(Beginning of Recorded information)

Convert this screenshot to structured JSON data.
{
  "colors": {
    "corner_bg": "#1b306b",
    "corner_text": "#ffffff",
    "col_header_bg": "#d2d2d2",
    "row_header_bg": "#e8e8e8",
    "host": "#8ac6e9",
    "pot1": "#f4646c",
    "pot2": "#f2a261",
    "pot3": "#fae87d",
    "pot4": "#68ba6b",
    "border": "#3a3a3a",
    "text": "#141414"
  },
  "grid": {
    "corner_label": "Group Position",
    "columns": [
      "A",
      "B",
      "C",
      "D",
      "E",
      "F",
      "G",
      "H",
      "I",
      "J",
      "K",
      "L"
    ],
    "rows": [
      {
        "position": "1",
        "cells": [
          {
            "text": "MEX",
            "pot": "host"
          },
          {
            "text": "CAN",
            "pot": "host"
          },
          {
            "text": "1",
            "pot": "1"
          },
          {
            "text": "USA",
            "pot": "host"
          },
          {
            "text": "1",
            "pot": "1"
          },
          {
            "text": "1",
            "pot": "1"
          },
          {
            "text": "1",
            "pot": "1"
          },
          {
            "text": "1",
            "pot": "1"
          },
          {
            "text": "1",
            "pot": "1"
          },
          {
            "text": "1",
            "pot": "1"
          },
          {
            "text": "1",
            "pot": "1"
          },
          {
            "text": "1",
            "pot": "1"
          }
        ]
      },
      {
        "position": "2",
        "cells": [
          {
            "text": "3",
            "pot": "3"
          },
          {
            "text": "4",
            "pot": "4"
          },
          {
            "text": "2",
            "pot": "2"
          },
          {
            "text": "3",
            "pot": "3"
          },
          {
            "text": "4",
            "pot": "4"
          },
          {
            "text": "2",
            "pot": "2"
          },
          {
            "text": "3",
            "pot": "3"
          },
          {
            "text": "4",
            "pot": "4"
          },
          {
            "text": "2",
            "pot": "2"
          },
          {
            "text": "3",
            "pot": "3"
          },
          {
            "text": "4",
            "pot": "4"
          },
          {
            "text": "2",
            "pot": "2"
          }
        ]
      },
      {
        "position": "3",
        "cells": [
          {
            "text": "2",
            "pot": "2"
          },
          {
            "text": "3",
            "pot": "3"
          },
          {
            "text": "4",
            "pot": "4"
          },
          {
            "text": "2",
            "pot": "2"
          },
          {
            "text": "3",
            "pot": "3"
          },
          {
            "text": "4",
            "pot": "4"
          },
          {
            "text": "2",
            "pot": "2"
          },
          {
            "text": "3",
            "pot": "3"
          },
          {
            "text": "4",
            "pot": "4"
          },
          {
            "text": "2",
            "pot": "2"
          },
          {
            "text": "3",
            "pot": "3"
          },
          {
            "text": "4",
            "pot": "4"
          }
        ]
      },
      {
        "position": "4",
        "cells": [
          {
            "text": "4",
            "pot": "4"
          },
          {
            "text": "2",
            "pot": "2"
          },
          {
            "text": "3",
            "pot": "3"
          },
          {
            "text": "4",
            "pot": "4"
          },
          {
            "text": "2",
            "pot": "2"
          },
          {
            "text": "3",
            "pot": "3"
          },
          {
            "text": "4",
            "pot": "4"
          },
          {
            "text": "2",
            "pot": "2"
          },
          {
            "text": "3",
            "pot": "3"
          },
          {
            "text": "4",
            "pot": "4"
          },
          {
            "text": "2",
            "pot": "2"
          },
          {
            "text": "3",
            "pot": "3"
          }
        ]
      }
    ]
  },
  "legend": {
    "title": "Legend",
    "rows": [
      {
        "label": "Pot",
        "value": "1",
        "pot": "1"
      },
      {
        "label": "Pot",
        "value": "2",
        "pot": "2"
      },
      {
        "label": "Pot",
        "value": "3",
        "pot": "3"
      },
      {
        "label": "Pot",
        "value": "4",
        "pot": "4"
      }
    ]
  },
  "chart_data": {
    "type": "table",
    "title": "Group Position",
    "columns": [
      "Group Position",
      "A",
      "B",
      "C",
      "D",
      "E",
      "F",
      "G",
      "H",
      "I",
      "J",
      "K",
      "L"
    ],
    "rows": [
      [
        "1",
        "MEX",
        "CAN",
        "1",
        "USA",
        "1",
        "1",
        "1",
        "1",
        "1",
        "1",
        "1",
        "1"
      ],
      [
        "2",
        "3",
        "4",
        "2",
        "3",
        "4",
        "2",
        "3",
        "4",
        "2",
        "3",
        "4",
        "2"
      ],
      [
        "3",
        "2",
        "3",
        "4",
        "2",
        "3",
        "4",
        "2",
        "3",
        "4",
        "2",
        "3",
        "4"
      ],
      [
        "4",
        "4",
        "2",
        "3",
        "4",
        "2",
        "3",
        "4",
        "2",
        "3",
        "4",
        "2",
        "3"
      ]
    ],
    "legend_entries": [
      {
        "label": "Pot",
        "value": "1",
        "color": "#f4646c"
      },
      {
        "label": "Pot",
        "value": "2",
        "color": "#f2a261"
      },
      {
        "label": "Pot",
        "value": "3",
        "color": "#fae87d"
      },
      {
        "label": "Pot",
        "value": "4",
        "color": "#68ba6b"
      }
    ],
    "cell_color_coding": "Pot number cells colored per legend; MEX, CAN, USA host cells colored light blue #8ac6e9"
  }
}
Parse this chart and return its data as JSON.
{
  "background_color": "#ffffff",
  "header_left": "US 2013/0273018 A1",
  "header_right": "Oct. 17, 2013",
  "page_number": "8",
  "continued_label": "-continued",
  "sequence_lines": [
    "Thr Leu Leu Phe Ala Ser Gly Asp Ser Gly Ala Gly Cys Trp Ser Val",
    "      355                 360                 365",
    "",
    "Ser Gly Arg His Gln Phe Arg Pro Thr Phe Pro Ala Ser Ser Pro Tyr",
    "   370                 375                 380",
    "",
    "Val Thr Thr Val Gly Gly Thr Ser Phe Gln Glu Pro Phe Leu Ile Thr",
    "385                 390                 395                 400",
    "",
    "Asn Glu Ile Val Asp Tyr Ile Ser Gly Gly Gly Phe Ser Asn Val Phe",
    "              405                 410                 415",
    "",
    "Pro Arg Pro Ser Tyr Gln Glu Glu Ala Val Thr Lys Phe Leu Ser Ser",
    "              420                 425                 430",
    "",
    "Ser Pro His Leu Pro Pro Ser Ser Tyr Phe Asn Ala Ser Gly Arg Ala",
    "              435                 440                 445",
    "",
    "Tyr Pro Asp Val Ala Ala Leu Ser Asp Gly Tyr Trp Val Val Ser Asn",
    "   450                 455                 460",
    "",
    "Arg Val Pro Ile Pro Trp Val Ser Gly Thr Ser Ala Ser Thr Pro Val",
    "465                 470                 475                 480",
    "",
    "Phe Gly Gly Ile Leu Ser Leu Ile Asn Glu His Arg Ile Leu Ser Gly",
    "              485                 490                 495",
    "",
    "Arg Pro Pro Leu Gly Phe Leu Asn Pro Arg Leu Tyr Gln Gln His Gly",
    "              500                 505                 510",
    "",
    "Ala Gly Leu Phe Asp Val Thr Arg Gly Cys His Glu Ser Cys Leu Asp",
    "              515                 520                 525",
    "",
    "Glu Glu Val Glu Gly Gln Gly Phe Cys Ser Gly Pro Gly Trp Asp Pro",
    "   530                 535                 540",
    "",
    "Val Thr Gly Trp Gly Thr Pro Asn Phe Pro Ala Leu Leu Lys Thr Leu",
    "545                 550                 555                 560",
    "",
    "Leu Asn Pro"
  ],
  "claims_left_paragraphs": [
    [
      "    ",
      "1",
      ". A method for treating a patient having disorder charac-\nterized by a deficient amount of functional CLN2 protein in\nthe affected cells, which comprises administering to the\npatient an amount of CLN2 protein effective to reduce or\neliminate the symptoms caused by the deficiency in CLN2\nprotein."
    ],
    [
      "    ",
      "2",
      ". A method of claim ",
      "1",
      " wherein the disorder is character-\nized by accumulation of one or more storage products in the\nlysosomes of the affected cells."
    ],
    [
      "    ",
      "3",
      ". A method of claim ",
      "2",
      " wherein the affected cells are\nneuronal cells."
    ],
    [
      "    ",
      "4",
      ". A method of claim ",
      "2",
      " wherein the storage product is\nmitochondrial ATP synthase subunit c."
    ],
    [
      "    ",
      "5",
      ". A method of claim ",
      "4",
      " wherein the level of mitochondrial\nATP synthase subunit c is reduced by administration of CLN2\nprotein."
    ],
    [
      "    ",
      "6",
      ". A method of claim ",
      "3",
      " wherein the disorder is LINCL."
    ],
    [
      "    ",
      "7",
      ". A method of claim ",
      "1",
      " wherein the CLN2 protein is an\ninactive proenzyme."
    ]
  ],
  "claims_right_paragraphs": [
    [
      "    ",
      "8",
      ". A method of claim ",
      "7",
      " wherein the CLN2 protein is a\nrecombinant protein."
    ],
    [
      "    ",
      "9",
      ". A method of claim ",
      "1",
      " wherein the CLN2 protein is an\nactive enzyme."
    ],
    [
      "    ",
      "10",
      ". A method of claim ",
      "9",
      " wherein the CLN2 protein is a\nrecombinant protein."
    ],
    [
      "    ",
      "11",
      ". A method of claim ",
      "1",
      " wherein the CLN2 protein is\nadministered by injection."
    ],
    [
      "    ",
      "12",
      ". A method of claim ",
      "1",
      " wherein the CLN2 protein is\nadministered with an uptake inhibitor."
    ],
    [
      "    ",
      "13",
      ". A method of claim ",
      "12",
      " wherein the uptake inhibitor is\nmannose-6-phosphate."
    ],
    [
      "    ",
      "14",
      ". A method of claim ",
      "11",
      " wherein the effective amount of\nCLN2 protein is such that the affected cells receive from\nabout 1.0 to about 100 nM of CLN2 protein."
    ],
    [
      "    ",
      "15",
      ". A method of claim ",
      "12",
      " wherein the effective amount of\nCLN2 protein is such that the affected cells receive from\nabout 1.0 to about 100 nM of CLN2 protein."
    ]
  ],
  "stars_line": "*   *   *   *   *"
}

(End of Recorded information)

> Brief
Determine how many lines in the data above include the word "nadministered", and state that number only.

> Solution
2